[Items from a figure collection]
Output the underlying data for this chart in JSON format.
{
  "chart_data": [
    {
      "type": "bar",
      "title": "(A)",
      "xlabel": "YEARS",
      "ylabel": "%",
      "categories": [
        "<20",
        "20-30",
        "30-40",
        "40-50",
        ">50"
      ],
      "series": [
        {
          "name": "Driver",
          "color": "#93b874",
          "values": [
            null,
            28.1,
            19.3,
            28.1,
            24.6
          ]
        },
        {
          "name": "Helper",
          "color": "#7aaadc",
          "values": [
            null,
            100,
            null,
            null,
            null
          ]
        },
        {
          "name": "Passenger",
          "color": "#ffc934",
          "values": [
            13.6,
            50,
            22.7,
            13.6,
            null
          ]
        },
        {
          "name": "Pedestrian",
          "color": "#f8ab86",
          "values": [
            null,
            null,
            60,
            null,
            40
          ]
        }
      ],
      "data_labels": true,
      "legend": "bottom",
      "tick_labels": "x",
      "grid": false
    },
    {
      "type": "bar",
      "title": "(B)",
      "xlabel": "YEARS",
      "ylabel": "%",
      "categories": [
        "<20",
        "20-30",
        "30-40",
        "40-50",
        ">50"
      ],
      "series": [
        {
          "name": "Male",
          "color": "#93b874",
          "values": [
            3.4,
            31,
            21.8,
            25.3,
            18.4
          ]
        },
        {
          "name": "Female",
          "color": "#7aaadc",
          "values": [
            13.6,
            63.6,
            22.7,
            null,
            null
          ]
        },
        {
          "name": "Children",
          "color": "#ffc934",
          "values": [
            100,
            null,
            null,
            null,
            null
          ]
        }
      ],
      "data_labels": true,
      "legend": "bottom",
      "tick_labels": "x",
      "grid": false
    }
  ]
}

Task goal: All of the data shown above must be copied exactly.

Expected answer:
Output the underlying data for this chart in JSON format.
{
  "chart_data": [
    {
      "type": "bar",
      "title": "(A)",
      "xlabel": "YEARS",
      "ylabel": "%",
      "categories": [
        "<20",
        "20-30",
        "30-40",
        "40-50",
        ">50"
      ],
      "series": [
        {
          "name": "Driver",
          "color": "#93b874",
          "values": [
            null,
            28.1,
            19.3,
            28.1,
            24.6
          ]
        },
        {
          "name": "Helper",
          "color": "#7aaadc",
          "values": [
            null,
            100,
            null,
            null,
            null
          ]
        },
        {
          "name": "Passenger",
          "color": "#ffc934",
          "values": [
            13.6,
            50,
            22.7,
            13.6,
            null
          ]
        },
        {
          "name": "Pedestrian",
          "color": "#f8ab86",
          "values": [
            null,
            null,
            60,
            null,
            40
          ]
        }
      ],
      "data_labels": true,
      "legend": "bottom",
      "tick_labels": "x",
      "grid": false
    },
    {
      "type": "bar",
      "title": "(B)",
      "xlabel": "YEARS",
      "ylabel": "%",
      "categories": [
        "<20",
        "20-30",
        "30-40",
        "40-50",
        ">50"
      ],
      "series": [
        {
          "name": "Male",
          "color": "#93b874",
          "values": [
            3.4,
            31,
            21.8,
            25.3,
            18.4
          ]
        },
        {
          "name": "Female",
          "color": "#7aaadc",
          "values": [
            13.6,
            63.6,
            22.7,
            null,
            null
          ]
        },
        {
          "name": "Children",
          "color": "#ffc934",
          "values": [
            100,
            null,
            null,
            null,
            null
          ]
        }
      ],
      "data_labels": true,
      "legend": "bottom",
      "tick_labels": "x",
      "grid": false
    }
  ]
}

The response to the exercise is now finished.